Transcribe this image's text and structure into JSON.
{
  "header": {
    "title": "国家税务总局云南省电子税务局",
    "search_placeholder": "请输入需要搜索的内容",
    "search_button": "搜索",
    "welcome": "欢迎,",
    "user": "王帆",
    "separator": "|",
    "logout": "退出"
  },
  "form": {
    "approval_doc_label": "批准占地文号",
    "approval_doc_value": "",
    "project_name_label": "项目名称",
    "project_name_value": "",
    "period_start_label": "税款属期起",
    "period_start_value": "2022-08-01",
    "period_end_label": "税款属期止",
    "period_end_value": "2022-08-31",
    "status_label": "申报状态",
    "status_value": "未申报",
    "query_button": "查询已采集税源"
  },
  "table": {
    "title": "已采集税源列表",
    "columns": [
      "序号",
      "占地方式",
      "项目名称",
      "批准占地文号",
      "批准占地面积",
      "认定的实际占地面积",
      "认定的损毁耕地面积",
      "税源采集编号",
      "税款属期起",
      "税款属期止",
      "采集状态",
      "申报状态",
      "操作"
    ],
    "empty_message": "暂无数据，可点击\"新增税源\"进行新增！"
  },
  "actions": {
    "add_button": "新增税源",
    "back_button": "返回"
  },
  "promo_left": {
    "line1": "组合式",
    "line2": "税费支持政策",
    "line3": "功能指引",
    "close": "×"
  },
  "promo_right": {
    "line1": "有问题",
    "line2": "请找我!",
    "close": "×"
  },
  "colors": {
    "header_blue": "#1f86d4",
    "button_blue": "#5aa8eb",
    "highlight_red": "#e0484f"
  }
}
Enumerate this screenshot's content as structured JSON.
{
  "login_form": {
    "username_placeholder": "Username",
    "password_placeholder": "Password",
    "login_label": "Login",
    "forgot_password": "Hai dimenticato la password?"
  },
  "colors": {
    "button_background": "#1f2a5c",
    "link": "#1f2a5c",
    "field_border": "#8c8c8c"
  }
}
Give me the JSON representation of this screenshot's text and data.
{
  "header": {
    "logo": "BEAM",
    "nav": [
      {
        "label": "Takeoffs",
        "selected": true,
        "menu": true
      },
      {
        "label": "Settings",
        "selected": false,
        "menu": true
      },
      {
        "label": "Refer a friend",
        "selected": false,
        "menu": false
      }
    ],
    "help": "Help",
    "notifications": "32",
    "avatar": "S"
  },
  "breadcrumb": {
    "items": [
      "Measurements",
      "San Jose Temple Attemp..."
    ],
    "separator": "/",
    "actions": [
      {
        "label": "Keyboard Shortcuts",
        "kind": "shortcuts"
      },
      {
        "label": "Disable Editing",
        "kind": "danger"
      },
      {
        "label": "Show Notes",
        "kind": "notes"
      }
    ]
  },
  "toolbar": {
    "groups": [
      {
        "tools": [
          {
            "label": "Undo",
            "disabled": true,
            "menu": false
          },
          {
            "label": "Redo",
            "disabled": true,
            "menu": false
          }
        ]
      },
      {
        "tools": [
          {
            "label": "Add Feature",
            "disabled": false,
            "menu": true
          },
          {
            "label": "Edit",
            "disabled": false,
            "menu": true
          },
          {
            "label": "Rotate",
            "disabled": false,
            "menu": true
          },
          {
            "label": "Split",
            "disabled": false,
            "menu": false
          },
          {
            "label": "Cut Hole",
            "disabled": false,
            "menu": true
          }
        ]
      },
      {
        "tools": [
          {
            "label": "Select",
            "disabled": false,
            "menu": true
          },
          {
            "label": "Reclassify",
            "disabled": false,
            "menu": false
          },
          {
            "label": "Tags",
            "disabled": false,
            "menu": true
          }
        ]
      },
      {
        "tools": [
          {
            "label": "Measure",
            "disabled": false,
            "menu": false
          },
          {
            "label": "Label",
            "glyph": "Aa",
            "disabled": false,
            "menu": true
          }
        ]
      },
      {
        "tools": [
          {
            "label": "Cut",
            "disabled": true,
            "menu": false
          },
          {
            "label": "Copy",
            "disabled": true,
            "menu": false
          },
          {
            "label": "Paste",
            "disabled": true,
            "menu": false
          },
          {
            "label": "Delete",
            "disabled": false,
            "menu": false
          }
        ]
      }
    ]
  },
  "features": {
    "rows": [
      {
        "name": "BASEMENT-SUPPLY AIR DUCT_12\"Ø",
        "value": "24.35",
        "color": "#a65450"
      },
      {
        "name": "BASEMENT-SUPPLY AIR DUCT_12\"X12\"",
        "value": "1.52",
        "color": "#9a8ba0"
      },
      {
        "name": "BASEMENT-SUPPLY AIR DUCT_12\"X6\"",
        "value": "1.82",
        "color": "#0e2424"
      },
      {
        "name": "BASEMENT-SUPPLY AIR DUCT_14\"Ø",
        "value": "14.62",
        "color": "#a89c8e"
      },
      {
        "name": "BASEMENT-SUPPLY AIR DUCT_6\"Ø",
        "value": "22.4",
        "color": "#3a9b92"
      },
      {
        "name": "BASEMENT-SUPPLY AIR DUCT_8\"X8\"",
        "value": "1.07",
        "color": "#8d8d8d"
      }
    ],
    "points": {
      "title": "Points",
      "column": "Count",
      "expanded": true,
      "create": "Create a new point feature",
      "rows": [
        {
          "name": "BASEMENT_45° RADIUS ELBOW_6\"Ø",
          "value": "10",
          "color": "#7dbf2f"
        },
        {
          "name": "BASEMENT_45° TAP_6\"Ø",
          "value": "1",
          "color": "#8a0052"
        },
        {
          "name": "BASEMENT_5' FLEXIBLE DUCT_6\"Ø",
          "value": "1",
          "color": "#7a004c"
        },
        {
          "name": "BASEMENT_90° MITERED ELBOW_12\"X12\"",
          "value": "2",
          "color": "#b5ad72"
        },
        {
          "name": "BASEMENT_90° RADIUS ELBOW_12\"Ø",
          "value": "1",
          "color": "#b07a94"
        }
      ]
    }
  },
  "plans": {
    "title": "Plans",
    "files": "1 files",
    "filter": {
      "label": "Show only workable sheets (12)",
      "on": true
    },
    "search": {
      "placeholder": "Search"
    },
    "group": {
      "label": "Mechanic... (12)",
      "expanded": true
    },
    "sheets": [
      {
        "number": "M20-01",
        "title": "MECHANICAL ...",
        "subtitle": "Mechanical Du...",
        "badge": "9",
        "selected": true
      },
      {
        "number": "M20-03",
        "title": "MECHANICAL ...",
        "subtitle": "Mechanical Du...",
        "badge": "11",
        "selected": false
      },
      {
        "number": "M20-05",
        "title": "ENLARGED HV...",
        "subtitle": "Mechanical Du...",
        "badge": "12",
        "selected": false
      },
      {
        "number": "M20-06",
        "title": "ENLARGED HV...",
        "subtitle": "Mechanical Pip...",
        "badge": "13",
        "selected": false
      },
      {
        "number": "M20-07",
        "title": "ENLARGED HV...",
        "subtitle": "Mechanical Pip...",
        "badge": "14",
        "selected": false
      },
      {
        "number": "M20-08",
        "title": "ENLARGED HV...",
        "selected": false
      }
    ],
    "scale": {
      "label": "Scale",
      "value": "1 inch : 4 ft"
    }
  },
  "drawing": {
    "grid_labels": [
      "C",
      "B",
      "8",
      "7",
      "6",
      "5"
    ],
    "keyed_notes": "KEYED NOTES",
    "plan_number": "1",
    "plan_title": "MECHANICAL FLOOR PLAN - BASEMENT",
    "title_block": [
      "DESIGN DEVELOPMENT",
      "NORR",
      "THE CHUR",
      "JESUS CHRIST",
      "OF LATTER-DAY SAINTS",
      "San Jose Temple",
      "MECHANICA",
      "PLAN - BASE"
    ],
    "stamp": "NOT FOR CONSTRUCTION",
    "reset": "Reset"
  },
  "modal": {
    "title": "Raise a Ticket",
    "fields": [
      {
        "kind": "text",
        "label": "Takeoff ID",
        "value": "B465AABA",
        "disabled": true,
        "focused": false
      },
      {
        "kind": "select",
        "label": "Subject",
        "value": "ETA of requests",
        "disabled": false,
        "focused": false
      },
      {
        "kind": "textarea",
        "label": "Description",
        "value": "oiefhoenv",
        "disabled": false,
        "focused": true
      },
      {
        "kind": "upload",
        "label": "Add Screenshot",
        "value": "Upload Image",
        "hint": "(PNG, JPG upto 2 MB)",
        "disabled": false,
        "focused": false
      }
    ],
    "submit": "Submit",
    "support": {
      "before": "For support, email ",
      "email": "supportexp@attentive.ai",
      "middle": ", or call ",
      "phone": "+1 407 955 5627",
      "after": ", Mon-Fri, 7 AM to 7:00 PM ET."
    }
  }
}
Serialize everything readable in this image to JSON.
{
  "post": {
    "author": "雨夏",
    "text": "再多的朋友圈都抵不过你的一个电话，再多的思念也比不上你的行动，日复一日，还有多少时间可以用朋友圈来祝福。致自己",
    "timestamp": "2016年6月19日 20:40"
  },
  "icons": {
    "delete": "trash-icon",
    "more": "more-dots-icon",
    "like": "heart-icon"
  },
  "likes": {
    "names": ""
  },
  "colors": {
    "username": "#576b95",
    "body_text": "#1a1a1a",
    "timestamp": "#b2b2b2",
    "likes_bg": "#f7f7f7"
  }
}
....
_What you have to do_
Transcribe word for word the lines from the one holding "Serialize everything readable" to the last line of the listing above, inclusive.

_Solution to this problem_
Serialize everything readable in this image to JSON.
{
  "post": {
    "author": "雨夏",
    "text": "再多的朋友圈都抵不过你的一个电话，再多的思念也比不上你的行动，日复一日，还有多少时间可以用朋友圈来祝福。致自己",
    "timestamp": "2016年6月19日 20:40"
  },
  "icons": {
    "delete": "trash-icon",
    "more": "more-dots-icon",
    "like": "heart-icon"
  },
  "likes": {
    "names": ""
  },
  "colors": {
    "username": "#576b95",
    "body_text": "#1a1a1a",
    "timestamp": "#b2b2b2",
    "likes_bg": "#f7f7f7"
  }
}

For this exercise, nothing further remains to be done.